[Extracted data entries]
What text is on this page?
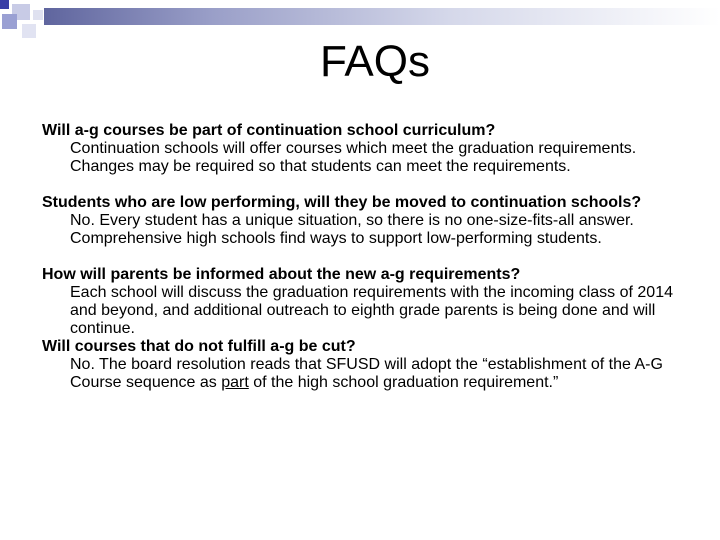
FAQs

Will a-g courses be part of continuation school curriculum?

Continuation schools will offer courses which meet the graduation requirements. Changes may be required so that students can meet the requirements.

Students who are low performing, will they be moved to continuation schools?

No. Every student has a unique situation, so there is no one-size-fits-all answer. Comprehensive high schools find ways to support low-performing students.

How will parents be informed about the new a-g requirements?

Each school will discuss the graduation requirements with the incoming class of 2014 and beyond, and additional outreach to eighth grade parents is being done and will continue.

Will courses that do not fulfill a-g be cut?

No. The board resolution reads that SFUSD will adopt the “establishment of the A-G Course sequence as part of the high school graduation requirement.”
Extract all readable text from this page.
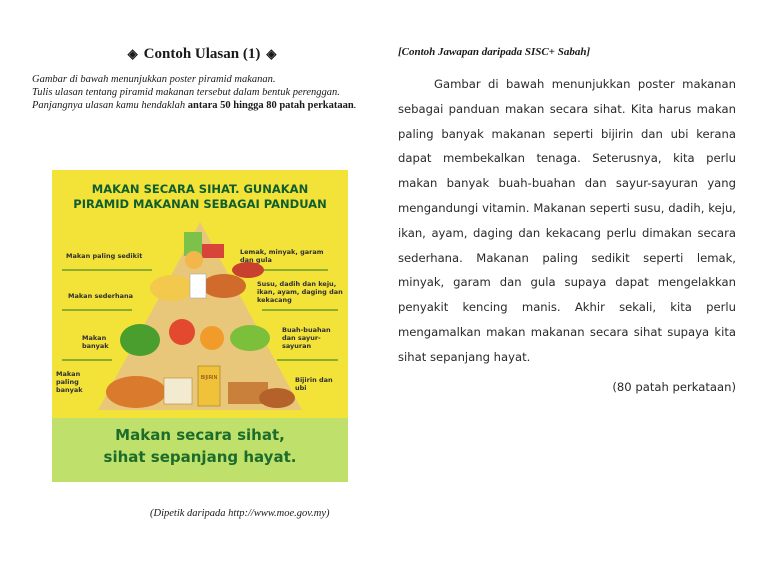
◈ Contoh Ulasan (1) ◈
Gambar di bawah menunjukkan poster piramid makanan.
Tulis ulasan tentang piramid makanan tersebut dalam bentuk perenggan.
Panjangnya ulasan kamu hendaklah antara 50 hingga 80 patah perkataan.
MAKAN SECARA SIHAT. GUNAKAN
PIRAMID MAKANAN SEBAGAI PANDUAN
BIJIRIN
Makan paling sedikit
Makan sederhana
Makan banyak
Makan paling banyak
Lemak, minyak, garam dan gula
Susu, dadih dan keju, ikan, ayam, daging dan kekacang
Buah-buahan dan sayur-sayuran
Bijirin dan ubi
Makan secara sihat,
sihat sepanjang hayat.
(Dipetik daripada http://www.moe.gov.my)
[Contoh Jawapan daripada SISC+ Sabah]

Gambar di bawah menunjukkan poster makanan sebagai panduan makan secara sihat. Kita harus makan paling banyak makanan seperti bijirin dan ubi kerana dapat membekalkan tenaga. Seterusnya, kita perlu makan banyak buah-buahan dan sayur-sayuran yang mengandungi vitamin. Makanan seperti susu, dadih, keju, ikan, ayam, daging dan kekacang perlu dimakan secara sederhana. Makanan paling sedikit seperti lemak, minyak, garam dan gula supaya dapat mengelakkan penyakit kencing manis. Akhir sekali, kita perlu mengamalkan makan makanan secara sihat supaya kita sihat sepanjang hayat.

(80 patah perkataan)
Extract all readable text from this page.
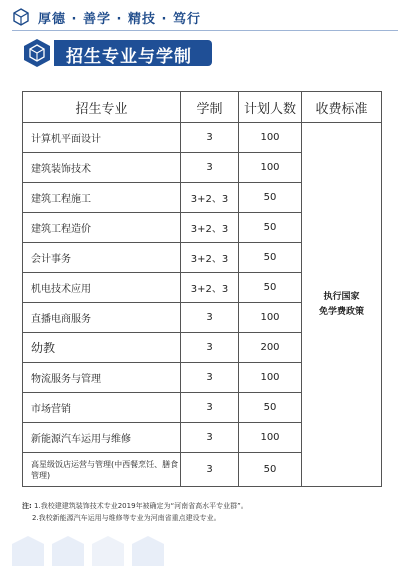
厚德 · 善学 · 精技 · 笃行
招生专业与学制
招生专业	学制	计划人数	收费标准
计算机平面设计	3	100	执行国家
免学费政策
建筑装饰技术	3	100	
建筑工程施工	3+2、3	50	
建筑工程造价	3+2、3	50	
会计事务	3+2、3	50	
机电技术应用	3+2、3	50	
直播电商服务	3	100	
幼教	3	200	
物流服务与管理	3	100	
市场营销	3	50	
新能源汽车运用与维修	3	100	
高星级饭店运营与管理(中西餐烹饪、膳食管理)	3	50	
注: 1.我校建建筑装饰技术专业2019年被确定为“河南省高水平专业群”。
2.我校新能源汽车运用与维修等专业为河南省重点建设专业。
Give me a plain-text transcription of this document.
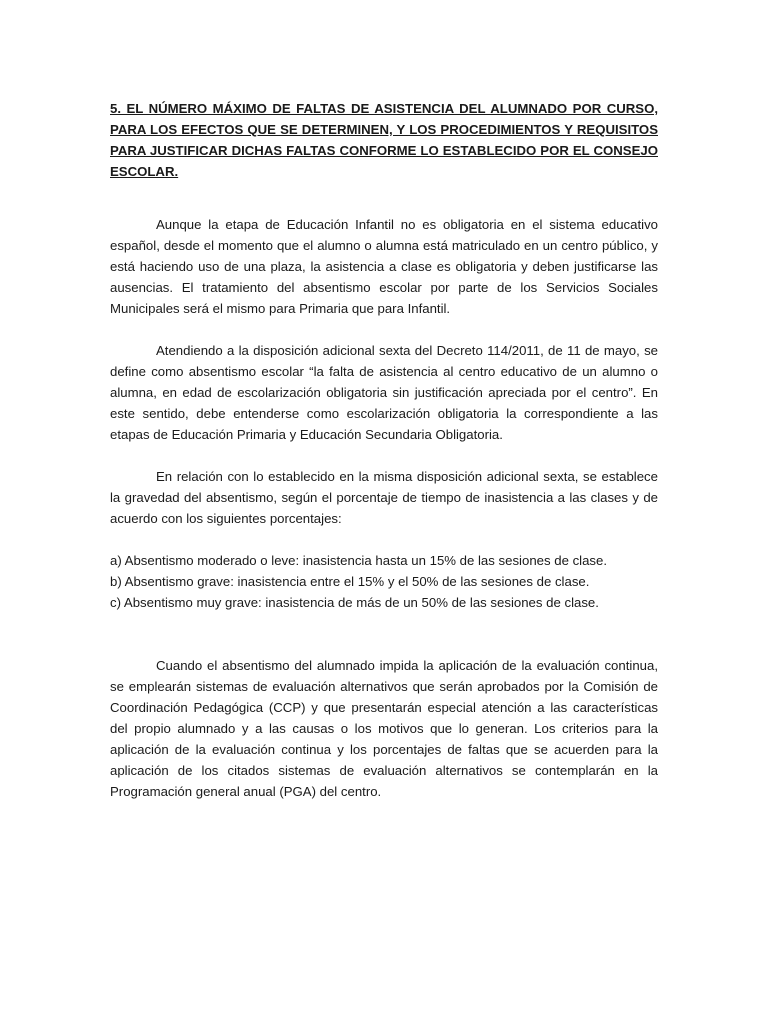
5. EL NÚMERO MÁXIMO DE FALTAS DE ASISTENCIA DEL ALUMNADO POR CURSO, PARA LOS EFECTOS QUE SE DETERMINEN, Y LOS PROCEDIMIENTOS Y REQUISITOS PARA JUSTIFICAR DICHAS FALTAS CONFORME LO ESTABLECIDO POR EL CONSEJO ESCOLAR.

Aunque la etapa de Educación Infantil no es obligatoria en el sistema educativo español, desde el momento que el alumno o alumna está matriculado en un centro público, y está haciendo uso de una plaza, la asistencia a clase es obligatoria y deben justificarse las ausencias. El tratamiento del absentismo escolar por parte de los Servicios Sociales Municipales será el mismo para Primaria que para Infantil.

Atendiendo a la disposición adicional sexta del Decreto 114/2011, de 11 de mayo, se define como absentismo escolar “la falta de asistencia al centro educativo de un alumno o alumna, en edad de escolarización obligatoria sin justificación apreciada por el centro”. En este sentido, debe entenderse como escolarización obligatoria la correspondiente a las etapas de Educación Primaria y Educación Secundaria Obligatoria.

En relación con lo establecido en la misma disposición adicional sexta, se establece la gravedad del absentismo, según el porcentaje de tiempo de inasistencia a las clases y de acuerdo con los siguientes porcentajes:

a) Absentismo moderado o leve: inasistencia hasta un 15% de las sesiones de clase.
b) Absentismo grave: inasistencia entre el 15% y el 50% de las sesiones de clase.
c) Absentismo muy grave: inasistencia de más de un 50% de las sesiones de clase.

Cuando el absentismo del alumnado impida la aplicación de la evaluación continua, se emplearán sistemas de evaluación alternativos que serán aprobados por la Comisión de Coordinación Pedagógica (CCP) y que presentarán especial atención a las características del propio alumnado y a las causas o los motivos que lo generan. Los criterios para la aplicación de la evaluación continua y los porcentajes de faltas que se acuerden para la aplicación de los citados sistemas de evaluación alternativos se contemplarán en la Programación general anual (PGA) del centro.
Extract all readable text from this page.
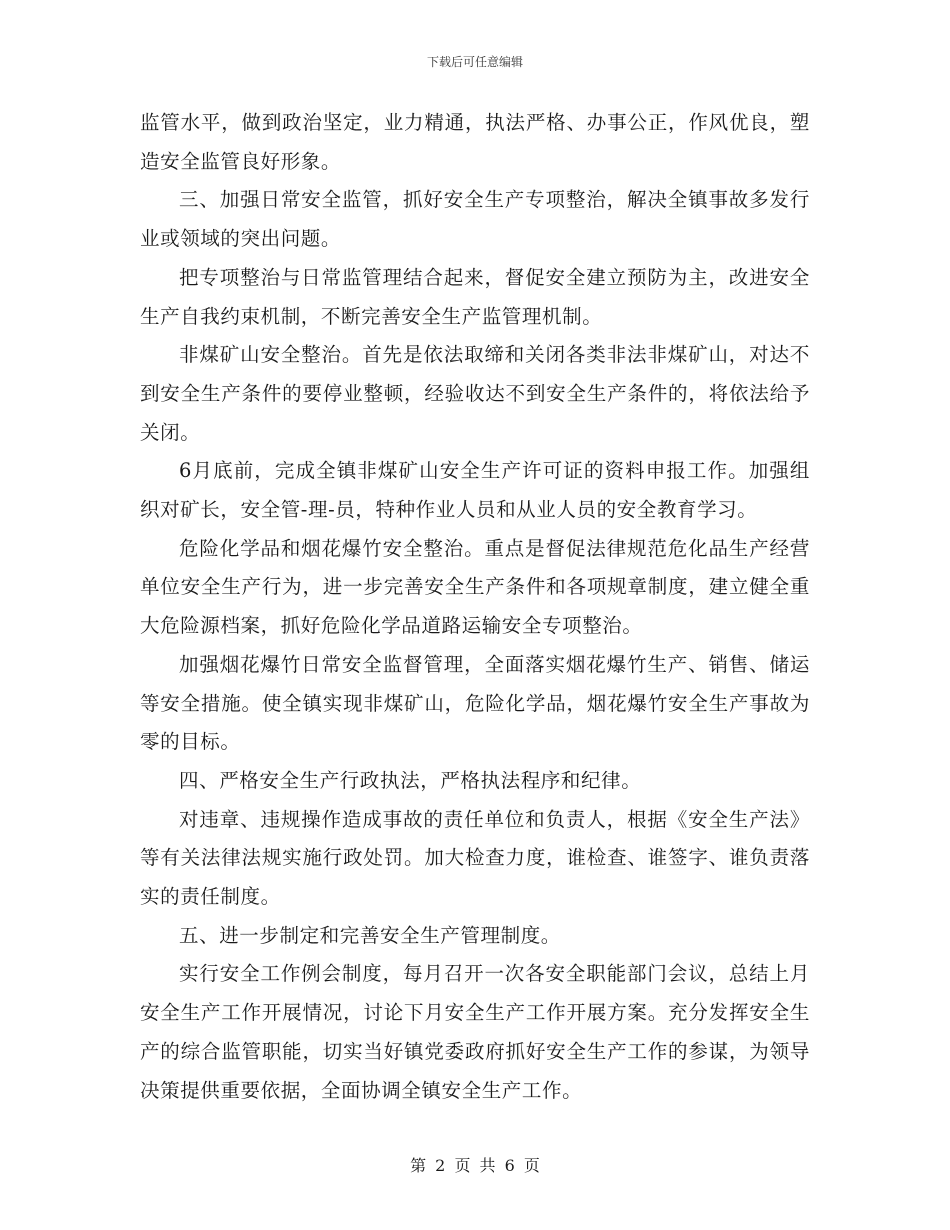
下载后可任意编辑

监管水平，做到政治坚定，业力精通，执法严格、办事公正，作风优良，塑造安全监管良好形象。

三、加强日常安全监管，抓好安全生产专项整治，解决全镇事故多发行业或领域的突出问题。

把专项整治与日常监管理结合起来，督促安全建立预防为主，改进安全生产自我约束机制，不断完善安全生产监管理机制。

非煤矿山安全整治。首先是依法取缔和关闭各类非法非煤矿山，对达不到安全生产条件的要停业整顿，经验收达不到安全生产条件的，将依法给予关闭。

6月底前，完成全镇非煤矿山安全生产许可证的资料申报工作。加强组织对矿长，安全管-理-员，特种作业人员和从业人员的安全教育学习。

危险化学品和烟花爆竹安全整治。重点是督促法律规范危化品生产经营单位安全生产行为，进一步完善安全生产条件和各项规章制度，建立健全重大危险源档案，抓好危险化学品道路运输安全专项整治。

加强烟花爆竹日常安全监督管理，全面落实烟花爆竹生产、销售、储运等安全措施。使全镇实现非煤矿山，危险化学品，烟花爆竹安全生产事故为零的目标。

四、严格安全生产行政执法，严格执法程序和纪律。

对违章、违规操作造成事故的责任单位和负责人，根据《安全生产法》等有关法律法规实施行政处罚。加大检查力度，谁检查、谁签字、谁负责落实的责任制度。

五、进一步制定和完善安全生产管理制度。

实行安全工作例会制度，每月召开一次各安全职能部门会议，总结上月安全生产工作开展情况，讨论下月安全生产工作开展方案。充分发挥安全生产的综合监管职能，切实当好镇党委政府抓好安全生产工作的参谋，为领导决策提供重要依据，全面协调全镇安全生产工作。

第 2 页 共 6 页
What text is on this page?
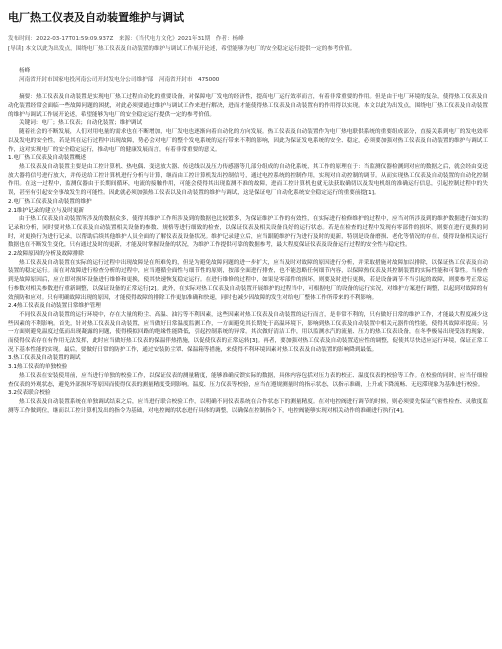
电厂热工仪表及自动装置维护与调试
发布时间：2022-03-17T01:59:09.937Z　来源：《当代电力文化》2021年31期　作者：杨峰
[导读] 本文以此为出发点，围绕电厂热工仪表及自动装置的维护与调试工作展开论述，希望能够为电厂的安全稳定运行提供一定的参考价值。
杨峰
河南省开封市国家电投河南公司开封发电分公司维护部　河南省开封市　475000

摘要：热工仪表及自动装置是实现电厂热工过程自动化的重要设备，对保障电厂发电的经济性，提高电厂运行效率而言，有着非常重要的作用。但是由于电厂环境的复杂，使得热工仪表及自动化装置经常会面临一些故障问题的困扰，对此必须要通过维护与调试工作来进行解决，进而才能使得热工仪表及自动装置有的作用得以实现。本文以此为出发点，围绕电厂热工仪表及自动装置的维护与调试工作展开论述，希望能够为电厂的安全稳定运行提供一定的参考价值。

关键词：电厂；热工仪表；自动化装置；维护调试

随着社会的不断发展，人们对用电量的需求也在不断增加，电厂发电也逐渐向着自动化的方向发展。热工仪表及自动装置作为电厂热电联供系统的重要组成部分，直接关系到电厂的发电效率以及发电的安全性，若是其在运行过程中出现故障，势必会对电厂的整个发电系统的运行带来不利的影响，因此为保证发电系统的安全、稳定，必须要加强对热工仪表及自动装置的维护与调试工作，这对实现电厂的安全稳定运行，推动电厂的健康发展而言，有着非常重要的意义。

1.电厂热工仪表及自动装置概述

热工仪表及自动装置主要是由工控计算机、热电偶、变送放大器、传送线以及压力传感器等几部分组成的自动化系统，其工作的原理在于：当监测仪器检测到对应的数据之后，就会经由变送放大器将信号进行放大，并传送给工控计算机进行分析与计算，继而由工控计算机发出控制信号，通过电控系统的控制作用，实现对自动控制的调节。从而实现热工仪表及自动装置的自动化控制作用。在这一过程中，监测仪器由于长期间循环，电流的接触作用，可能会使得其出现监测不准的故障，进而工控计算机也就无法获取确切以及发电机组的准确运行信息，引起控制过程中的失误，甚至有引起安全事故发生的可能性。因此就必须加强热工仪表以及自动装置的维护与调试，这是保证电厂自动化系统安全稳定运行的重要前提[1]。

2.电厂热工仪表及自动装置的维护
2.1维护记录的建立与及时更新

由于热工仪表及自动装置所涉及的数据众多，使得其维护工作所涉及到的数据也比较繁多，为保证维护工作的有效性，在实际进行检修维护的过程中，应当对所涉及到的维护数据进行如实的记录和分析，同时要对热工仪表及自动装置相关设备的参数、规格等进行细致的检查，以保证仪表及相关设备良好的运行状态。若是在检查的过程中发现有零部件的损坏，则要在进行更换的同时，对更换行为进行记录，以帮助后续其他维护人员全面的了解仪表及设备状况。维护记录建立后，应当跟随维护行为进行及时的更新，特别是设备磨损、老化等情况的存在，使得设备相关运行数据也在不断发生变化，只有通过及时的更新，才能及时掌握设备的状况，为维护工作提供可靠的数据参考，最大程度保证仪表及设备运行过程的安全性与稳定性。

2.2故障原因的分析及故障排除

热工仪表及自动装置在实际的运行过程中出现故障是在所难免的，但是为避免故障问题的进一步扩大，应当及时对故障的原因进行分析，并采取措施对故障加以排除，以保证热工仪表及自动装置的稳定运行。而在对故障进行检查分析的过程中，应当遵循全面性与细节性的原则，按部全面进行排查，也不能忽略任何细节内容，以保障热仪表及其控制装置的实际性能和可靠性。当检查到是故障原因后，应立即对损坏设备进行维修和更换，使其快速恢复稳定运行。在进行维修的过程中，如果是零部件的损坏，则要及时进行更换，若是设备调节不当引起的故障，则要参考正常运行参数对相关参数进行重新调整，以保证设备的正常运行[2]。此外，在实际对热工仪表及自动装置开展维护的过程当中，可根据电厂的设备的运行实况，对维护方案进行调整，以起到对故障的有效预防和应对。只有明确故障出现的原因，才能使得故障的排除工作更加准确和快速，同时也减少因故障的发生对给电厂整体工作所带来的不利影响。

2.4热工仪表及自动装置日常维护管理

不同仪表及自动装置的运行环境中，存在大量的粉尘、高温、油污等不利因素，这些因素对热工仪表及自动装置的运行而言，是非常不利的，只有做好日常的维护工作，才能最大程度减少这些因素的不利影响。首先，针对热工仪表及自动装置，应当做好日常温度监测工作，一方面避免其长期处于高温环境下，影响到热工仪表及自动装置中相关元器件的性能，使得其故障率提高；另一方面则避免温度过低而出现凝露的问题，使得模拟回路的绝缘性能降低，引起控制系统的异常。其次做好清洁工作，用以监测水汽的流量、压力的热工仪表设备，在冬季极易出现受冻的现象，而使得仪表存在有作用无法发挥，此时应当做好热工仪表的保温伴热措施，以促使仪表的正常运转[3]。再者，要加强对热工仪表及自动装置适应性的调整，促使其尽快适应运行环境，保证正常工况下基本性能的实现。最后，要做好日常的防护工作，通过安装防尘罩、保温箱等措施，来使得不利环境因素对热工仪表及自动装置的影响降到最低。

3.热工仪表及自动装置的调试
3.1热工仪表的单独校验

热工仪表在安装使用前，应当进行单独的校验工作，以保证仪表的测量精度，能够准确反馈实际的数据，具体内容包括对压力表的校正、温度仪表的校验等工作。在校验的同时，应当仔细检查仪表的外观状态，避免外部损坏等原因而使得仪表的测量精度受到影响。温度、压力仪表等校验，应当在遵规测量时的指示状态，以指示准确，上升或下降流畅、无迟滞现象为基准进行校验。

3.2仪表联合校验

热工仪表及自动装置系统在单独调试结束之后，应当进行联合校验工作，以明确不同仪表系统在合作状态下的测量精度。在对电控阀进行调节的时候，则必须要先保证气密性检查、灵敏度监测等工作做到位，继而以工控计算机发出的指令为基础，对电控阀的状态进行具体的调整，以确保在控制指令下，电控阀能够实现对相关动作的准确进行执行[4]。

_Aim of the task_
Which lines above contain "adicional"? Show each of them.

_Task answer_
Atendiendo a la disposición adicional sexta del Decreto 114/2011, de 11 de mayo, se define como absentismo escolar “la falta de asistencia al centro educativo de un alumno o alumna, en edad de escolarización obligatoria sin justificación apreciada por el centro”. En este sentido, debe entenderse como escolarización obligatoria la correspondiente a las etapas de Educación Primaria y Educación Secundaria Obligatoria.
En relación con lo establecido en la misma disposición adicional sexta, se establece la gravedad del absentismo, según el porcentaje de tiempo de inasistencia a las clases y de acuerdo con los siguientes porcentajes:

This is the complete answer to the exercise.